__EXERCISE__:
Below are the records; pull every line that includes "estudio".

[Dataset entries]
BEGIN
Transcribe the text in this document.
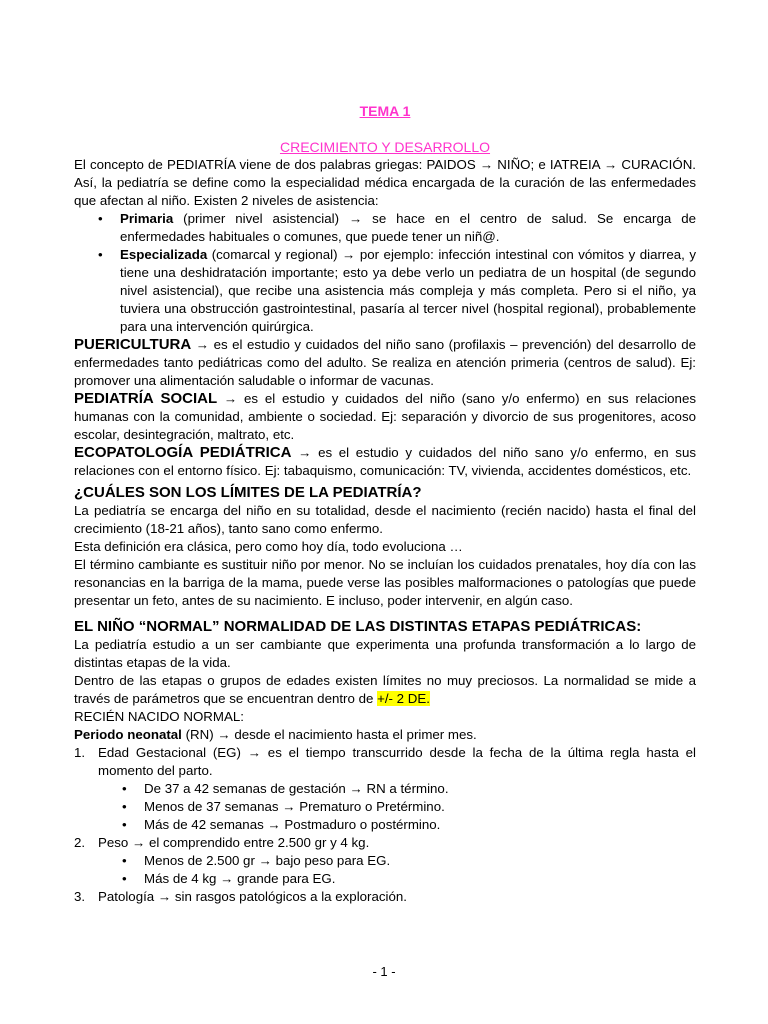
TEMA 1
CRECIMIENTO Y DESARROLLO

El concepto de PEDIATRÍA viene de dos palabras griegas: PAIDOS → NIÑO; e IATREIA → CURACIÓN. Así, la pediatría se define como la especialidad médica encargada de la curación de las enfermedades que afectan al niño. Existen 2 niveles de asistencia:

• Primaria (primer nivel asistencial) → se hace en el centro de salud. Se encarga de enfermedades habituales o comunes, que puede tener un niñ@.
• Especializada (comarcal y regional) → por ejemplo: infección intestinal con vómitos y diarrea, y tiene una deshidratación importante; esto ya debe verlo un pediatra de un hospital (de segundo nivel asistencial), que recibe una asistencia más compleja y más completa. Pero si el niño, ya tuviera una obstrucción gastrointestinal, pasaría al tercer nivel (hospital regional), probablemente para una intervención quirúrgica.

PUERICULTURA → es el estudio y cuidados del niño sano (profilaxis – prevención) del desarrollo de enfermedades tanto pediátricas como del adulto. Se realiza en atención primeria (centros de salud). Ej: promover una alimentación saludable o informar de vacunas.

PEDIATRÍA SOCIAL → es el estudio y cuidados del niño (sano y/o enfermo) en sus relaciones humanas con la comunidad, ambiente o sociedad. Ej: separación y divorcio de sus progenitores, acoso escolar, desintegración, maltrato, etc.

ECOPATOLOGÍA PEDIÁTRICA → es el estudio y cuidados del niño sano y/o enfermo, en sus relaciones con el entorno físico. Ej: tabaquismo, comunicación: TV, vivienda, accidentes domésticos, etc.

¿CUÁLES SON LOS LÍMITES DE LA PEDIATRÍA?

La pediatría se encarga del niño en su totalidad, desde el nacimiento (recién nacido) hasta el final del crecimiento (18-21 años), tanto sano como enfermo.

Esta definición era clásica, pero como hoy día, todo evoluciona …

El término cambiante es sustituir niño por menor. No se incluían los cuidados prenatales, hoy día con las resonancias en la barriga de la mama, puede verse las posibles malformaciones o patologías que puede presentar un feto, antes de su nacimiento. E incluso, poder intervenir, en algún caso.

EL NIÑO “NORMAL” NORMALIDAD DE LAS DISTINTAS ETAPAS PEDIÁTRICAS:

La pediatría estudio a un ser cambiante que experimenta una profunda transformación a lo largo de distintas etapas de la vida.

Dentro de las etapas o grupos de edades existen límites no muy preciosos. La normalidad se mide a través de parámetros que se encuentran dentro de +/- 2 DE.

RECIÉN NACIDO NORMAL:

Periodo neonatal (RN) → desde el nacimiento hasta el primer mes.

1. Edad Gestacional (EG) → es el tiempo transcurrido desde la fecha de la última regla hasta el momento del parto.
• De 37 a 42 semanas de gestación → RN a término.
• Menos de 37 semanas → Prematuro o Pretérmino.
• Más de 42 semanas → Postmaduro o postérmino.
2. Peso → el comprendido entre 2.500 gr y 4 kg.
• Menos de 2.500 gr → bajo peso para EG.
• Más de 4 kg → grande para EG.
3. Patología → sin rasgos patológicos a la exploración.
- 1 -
END
__TASK ANSWER__:
PUERICULTURA → es el estudio y cuidados del niño sano (profilaxis – prevención) del desarrollo de enfermedades tanto pediátricas como del adulto. Se realiza en atención primeria (centros de salud). Ej: promover una alimentación saludable o informar de vacunas.
PEDIATRÍA SOCIAL → es el estudio y cuidados del niño (sano y/o enfermo) en sus relaciones humanas con la comunidad, ambiente o sociedad. Ej: separación y divorcio de sus progenitores, acoso escolar, desintegración, maltrato, etc.
ECOPATOLOGÍA PEDIÁTRICA → es el estudio y cuidados del niño sano y/o enfermo, en sus relaciones con el entorno físico. Ej: tabaquismo, comunicación: TV, vivienda, accidentes domésticos, etc.
La pediatría estudio a un ser cambiante que experimenta una profunda transformación a lo largo de distintas etapas de la vida.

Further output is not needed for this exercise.